Provided data:
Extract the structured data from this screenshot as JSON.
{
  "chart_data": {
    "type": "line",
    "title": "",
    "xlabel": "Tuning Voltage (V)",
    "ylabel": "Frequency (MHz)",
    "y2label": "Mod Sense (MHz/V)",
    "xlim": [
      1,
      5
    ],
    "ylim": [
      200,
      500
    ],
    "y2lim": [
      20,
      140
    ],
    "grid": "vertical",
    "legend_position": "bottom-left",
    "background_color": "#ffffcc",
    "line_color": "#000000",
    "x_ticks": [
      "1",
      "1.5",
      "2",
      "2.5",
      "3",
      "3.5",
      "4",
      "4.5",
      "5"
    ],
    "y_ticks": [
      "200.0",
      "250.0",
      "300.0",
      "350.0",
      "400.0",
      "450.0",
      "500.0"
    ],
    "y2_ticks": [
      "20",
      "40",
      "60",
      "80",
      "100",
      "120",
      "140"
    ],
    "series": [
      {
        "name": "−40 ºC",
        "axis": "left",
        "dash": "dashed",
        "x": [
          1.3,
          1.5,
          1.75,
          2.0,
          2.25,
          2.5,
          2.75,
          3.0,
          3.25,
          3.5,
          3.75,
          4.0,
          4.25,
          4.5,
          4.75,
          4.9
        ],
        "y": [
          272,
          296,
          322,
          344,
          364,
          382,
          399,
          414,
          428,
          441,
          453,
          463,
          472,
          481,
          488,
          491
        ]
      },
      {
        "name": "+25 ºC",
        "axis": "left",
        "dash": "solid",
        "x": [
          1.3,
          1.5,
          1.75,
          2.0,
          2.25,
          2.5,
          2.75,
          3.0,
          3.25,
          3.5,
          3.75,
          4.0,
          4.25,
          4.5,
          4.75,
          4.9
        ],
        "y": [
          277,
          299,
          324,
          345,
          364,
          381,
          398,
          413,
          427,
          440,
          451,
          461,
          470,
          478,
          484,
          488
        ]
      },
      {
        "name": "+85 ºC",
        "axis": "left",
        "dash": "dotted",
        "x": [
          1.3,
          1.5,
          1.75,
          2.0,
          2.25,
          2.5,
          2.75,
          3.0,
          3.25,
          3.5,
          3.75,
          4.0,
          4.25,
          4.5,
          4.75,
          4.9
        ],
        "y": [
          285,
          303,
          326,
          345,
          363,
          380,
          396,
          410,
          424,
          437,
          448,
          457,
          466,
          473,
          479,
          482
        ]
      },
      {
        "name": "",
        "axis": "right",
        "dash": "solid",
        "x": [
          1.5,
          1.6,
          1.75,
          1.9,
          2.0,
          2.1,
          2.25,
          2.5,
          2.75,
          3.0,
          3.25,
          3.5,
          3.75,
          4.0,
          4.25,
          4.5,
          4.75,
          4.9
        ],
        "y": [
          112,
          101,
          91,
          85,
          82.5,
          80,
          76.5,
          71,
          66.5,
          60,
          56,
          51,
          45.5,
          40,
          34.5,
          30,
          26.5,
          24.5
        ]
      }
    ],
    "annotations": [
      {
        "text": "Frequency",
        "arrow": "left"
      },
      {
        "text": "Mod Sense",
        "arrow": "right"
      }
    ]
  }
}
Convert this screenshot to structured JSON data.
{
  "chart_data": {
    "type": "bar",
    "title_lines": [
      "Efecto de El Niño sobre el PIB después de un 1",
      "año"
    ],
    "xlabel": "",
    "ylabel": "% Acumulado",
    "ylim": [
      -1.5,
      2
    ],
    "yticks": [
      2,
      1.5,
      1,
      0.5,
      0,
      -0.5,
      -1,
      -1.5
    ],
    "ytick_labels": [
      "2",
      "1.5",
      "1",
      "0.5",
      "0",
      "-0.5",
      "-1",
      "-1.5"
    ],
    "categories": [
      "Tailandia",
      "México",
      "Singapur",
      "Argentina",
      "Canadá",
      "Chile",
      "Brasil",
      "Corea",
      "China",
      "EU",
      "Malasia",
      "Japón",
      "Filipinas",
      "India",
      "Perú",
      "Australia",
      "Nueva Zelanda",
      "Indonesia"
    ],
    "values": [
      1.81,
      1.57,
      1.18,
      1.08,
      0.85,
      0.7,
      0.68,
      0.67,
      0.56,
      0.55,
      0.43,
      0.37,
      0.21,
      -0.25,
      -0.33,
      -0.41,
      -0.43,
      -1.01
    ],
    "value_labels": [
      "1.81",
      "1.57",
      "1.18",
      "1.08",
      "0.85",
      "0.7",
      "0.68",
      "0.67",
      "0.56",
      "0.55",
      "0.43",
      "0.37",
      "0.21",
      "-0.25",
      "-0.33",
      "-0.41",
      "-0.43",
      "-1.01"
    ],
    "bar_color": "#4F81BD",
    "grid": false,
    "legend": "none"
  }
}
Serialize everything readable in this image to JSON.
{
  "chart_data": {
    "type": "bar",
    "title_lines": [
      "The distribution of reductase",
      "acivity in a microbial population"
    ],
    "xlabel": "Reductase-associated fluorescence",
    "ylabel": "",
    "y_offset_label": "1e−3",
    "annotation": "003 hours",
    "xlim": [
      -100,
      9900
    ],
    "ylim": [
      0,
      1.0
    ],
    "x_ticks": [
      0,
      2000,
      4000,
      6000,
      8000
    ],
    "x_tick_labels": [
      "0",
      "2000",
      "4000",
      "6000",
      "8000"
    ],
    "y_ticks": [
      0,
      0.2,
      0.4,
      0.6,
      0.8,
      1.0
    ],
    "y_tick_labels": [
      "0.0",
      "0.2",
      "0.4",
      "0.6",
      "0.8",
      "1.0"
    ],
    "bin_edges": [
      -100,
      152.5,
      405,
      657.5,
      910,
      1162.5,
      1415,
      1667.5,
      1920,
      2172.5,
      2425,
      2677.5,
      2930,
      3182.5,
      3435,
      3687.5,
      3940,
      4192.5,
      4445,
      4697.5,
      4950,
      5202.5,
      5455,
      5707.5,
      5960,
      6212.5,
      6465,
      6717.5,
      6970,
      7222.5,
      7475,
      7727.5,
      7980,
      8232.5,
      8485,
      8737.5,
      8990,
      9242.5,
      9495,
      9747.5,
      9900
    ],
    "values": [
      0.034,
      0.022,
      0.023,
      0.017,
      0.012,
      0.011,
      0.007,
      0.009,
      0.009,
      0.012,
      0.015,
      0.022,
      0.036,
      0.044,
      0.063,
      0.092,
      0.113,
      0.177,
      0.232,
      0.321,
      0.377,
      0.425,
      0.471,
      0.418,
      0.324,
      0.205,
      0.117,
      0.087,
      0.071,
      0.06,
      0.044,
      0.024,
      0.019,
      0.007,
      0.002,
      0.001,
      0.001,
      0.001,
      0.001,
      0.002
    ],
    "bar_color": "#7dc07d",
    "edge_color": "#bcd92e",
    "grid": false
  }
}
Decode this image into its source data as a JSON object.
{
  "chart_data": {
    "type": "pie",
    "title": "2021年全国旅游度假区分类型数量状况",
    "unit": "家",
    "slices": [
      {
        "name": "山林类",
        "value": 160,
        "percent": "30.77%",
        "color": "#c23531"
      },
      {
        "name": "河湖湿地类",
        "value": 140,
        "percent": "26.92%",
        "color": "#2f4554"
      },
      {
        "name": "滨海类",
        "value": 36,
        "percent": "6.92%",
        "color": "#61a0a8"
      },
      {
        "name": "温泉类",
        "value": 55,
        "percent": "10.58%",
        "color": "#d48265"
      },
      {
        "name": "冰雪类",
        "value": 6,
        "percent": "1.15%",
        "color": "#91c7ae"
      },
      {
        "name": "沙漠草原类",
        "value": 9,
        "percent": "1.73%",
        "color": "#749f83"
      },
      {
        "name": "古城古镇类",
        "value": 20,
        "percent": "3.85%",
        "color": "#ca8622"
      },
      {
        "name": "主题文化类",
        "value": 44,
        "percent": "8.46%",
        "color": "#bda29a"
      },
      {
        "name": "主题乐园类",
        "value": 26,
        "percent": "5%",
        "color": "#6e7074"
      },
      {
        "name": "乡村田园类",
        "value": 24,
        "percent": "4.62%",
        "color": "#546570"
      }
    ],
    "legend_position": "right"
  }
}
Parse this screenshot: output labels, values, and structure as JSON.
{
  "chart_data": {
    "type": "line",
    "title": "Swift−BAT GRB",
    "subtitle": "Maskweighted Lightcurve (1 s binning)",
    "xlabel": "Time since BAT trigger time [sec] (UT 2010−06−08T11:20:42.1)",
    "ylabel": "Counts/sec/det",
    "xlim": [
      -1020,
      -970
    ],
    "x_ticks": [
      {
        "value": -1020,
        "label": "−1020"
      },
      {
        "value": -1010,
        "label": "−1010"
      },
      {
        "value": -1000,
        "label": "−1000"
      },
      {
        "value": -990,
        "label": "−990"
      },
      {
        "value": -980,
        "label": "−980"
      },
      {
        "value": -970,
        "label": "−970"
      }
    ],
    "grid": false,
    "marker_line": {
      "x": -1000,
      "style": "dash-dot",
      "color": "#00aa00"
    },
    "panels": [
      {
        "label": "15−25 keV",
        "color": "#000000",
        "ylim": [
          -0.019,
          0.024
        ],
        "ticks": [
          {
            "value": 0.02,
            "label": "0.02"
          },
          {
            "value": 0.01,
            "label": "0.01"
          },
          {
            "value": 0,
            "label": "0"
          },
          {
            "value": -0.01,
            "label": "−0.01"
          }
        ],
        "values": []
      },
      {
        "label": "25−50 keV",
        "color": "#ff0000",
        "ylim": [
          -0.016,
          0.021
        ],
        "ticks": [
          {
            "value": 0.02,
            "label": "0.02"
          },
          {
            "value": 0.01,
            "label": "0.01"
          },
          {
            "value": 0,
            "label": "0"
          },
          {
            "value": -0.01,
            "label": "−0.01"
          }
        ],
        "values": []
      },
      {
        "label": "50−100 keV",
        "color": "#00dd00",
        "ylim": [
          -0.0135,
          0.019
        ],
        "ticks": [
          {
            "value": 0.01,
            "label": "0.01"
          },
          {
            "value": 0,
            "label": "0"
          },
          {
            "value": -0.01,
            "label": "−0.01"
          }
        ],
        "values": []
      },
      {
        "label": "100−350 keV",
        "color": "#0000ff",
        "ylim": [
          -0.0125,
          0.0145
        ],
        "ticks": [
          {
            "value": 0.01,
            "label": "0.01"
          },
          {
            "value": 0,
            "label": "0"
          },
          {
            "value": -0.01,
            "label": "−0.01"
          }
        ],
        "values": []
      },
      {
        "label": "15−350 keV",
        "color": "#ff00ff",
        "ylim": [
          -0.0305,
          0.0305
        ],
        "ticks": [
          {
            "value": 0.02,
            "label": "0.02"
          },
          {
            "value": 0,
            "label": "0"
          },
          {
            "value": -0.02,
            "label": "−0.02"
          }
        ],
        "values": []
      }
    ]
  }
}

What you need to do:
Work out how many lines above contain the word "Frequency". Give only the number.

Worked solution:
2